=== Data section ===
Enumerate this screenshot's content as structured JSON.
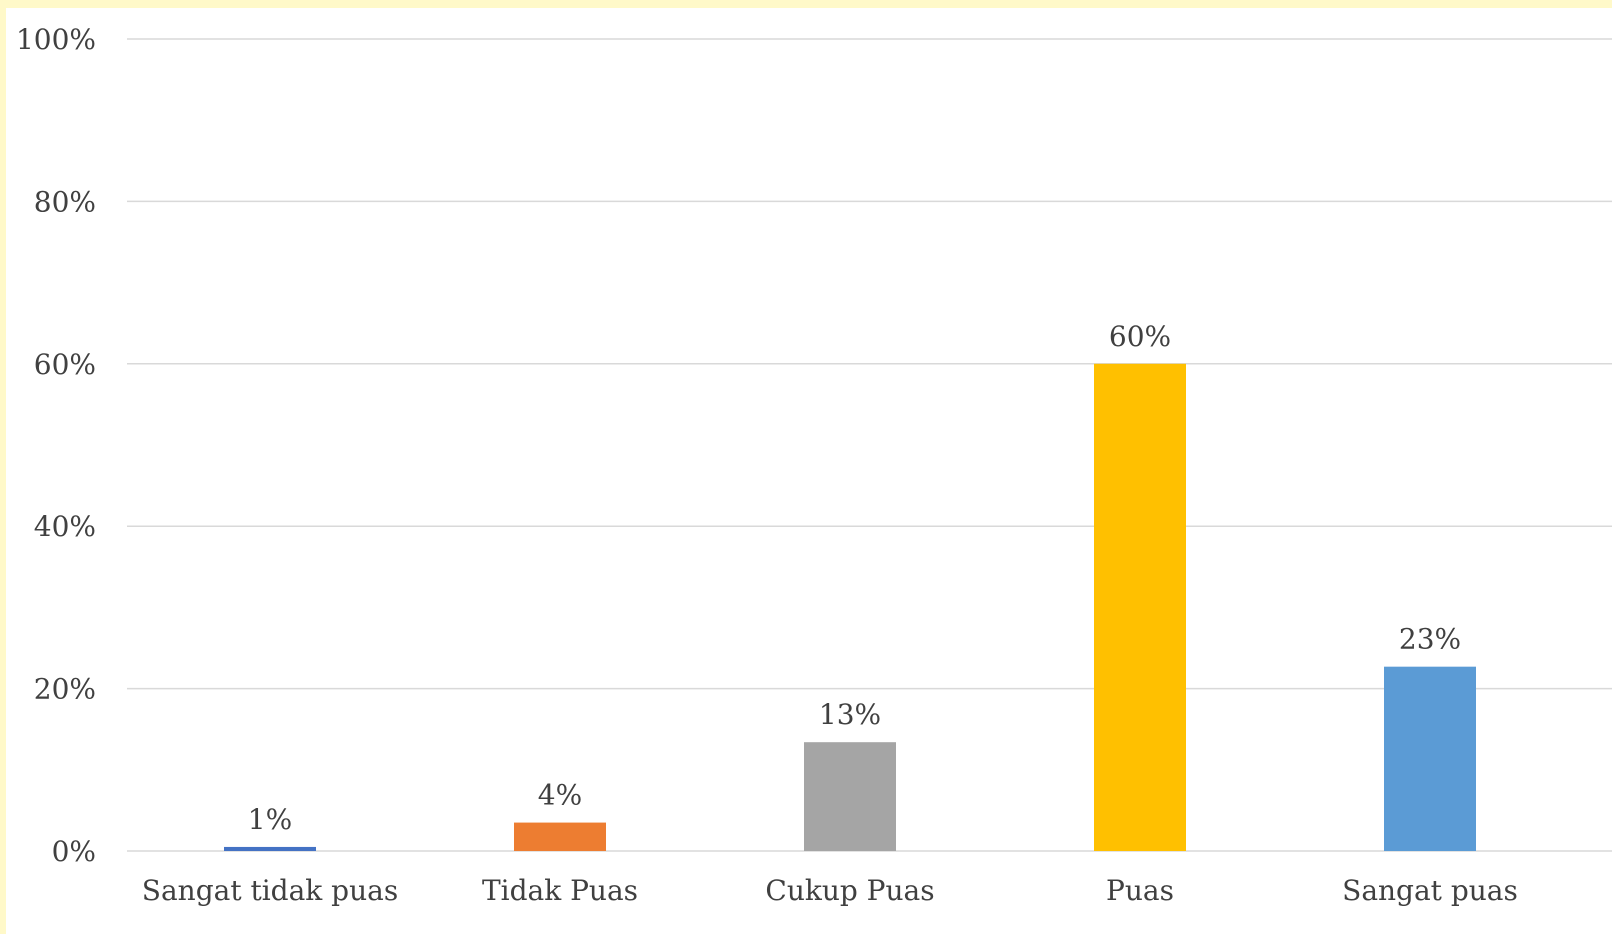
{
  "chart_data": {
    "type": "bar",
    "title": "",
    "xlabel": "",
    "ylabel": "",
    "categories": [
      "Sangat tidak puas",
      "Tidak Puas",
      "Cukup Puas",
      "Puas",
      "Sangat puas"
    ],
    "values": [
      0.5,
      3.5,
      13.4,
      60,
      22.7
    ],
    "data_labels": [
      "1%",
      "4%",
      "13%",
      "60%",
      "23%"
    ],
    "bar_colors": [
      "#4472c4",
      "#ed7d31",
      "#a5a5a5",
      "#ffc000",
      "#5b9bd5"
    ],
    "ylim": [
      0,
      100
    ],
    "yticks": [
      0,
      20,
      40,
      60,
      80,
      100
    ],
    "ytick_labels": [
      "0%",
      "20%",
      "40%",
      "60%",
      "80%",
      "100%"
    ],
    "grid": true,
    "legend": "none"
  },
  "colors": {
    "frame_background": "#fff9c9",
    "gridline": "#d9d9d9",
    "text": "#404040"
  }
}
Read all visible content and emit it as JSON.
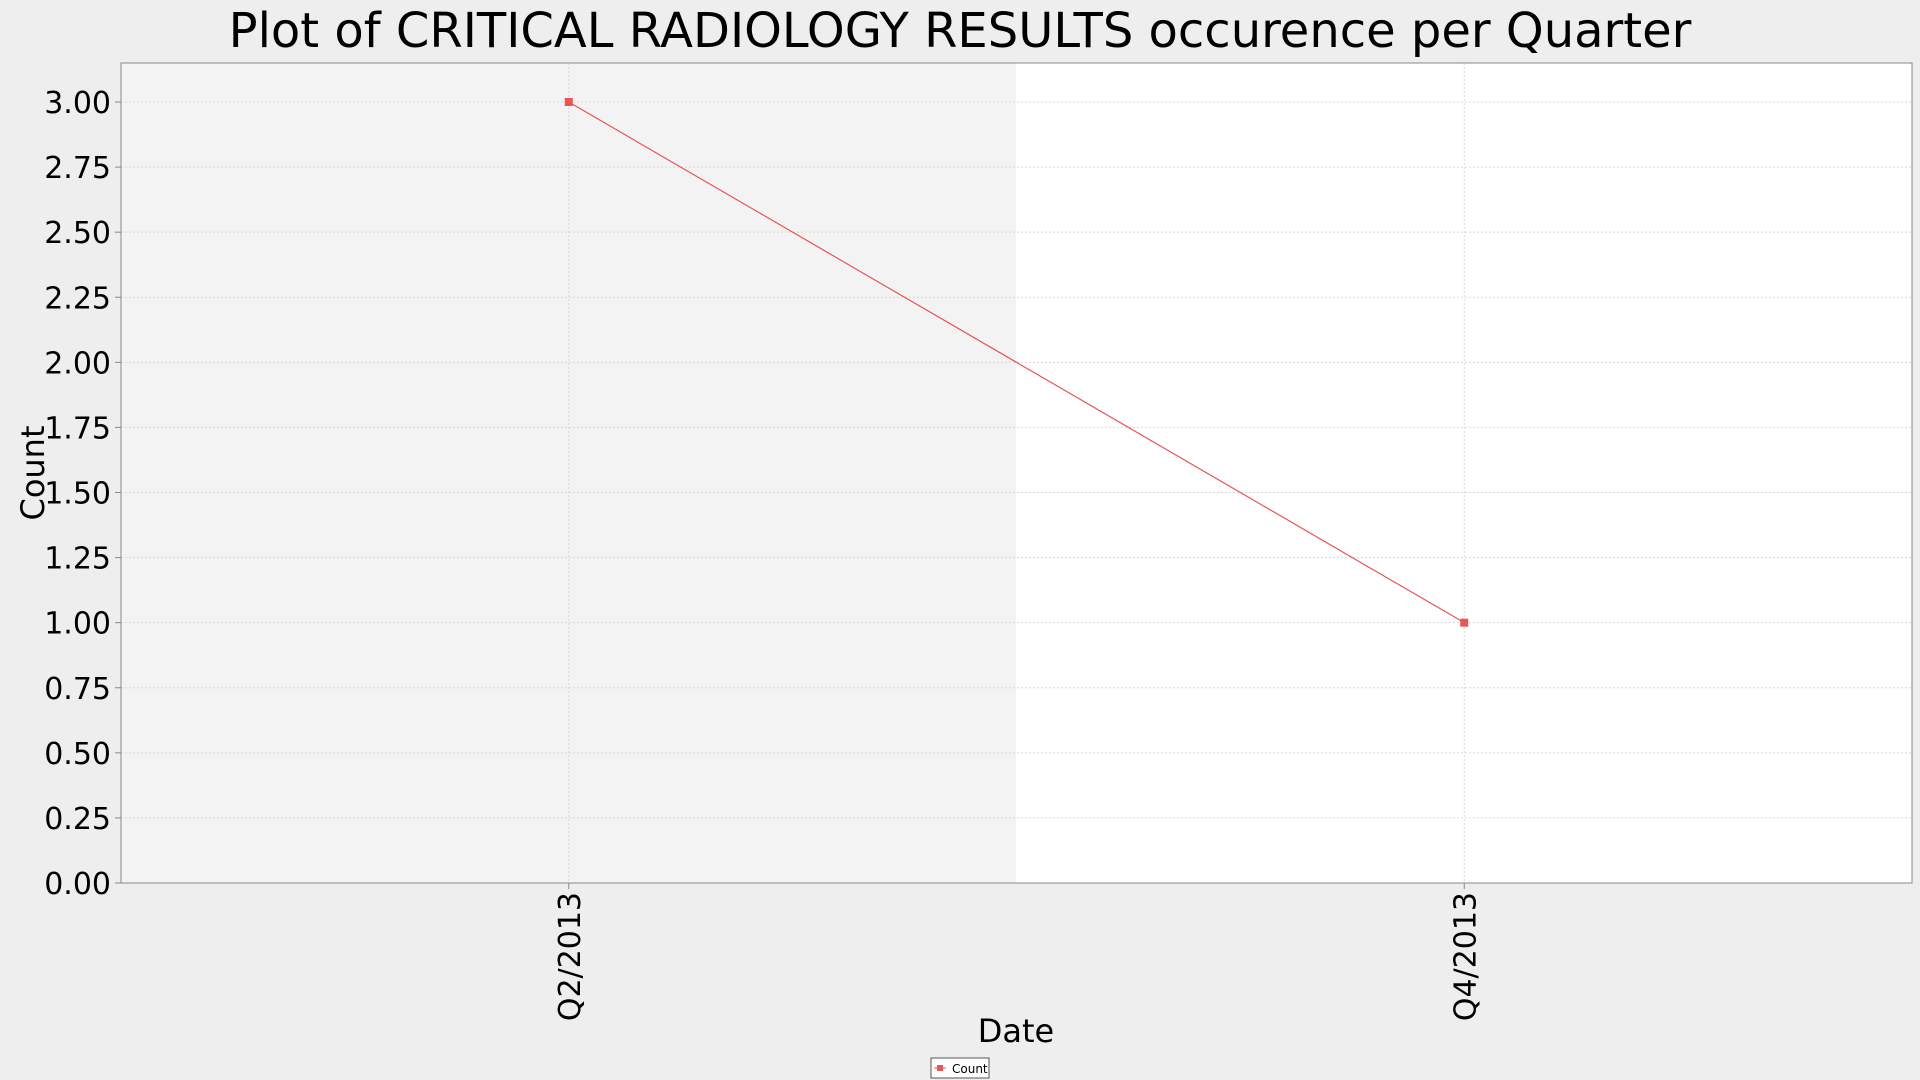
{
  "chart_data": {
    "type": "line",
    "title": "Plot of CRITICAL RADIOLOGY RESULTS occurence per Quarter",
    "xlabel": "Date",
    "ylabel": "Count",
    "categories": [
      "Q2/2013",
      "Q4/2013"
    ],
    "series": [
      {
        "name": "Count",
        "values": [
          3,
          1
        ],
        "color": "#e85555"
      }
    ],
    "ylim": [
      0,
      3.0
    ],
    "yticks": [
      "0.00",
      "0.25",
      "0.50",
      "0.75",
      "1.00",
      "1.25",
      "1.50",
      "1.75",
      "2.00",
      "2.25",
      "2.50",
      "2.75",
      "3.00"
    ],
    "grid": true,
    "legend_position": "bottom-center"
  }
}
===
Work to be completed:
Going from the line with "Read all visible content and emit it as JSON." to the last line of the listing, write out each line exactly and nothing else. Leave out all pictures.

Response to this exercise:
Read all visible content and emit it as JSON.
{
  "chart_data": {
    "type": "line",
    "title": "Plot of CRITICAL RADIOLOGY RESULTS occurence per Quarter",
    "xlabel": "Date",
    "ylabel": "Count",
    "categories": [
      "Q2/2013",
      "Q4/2013"
    ],
    "series": [
      {
        "name": "Count",
        "values": [
          3,
          1
        ],
        "color": "#e85555"
      }
    ],
    "ylim": [
      0,
      3.0
    ],
    "yticks": [
      "0.00",
      "0.25",
      "0.50",
      "0.75",
      "1.00",
      "1.25",
      "1.50",
      "1.75",
      "2.00",
      "2.25",
      "2.50",
      "2.75",
      "3.00"
    ],
    "grid": true,
    "legend_position": "bottom-center"
  }
}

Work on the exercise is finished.